## BEGIN

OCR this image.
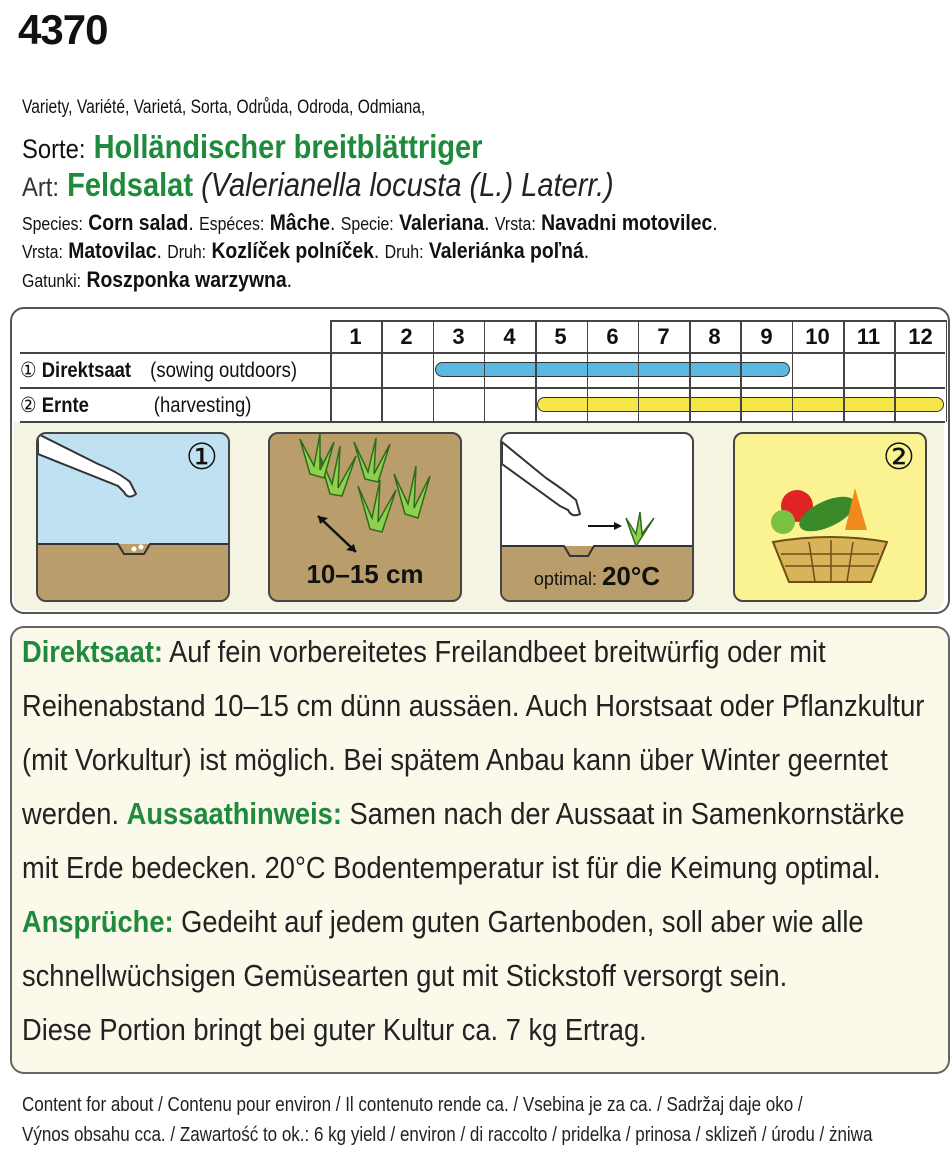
4370
Variety, Variété, Varietá, Sorta, Odrůda, Odroda, Odmiana,
Sorte: Holländischer breitblättriger
Art: Feldsalat (Valerianella locusta (L.) Laterr.)
Species: Corn salad. Espéces: Mâche. Specie: Valeriana. Vrsta: Navadni motovilec.
Vrsta: Matovilac. Druh: Kozlíček polníček. Druh: Valeriánka poľná.
Gatunki: Roszponka warzywna.
1	2	3	4	5	6	7	8	9	10	11	12
① Direktsaat (sowing outdoors)
② Ernte	(harvesting)
①
10–15 cm	optimal: 20°C
②
Direktsaat: Auf fein vorbereitetes Freilandbeet breitwürfig oder mit
Reihenabstand 10–15 cm dünn aussäen. Auch Horstsaat oder Pflanzkultur
(mit Vorkultur) ist möglich. Bei spätem Anbau kann über Winter geerntet
werden. Aussaathinweis: Samen nach der Aussaat in Samenkornstärke
mit Erde bedecken. 20°C Bodentemperatur ist für die Keimung optimal.
Ansprüche: Gedeiht auf jedem guten Gartenboden, soll aber wie alle
schnellwüchsigen Gemüsearten gut mit Stickstoff versorgt sein.
Diese Portion bringt bei guter Kultur ca. 7 kg Ertrag.
Content for about / Contenu pour environ / Il contenuto rende ca. / Vsebina je za ca. / Sadržaj daje oko /
Výnos obsahu cca. / Zawartość to ok.: 6 kg yield / environ / di raccolto / pridelka / prinosa / sklizeň / úrodu / żniwa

## END

- YOUR GOAL -
Each record above should be copied character for character, with pictures dropped.

- EXERCISE RESULT -
OCR this image.
4370
Variety, Variété, Varietá, Sorta, Odrůda, Odroda, Odmiana,
Sorte: Holländischer breitblättriger
Art: Feldsalat (Valerianella locusta (L.) Laterr.)
Species: Corn salad. Espéces: Mâche. Specie: Valeriana. Vrsta: Navadni motovilec.
Vrsta: Matovilac. Druh: Kozlíček polníček. Druh: Valeriánka poľná.
Gatunki: Roszponka warzywna.
1	2	3	4	5	6	7	8	9	10	11	12
① Direktsaat (sowing outdoors)
② Ernte	(harvesting)
①
10–15 cm	optimal: 20°C
②
Direktsaat: Auf fein vorbereitetes Freilandbeet breitwürfig oder mit
Reihenabstand 10–15 cm dünn aussäen. Auch Horstsaat oder Pflanzkultur
(mit Vorkultur) ist möglich. Bei spätem Anbau kann über Winter geerntet
werden. Aussaathinweis: Samen nach der Aussaat in Samenkornstärke
mit Erde bedecken. 20°C Bodentemperatur ist für die Keimung optimal.
Ansprüche: Gedeiht auf jedem guten Gartenboden, soll aber wie alle
schnellwüchsigen Gemüsearten gut mit Stickstoff versorgt sein.
Diese Portion bringt bei guter Kultur ca. 7 kg Ertrag.
Content for about / Contenu pour environ / Il contenuto rende ca. / Vsebina je za ca. / Sadržaj daje oko /
Výnos obsahu cca. / Zawartość to ok.: 6 kg yield / environ / di raccolto / pridelka / prinosa / sklizeň / úrodu / żniwa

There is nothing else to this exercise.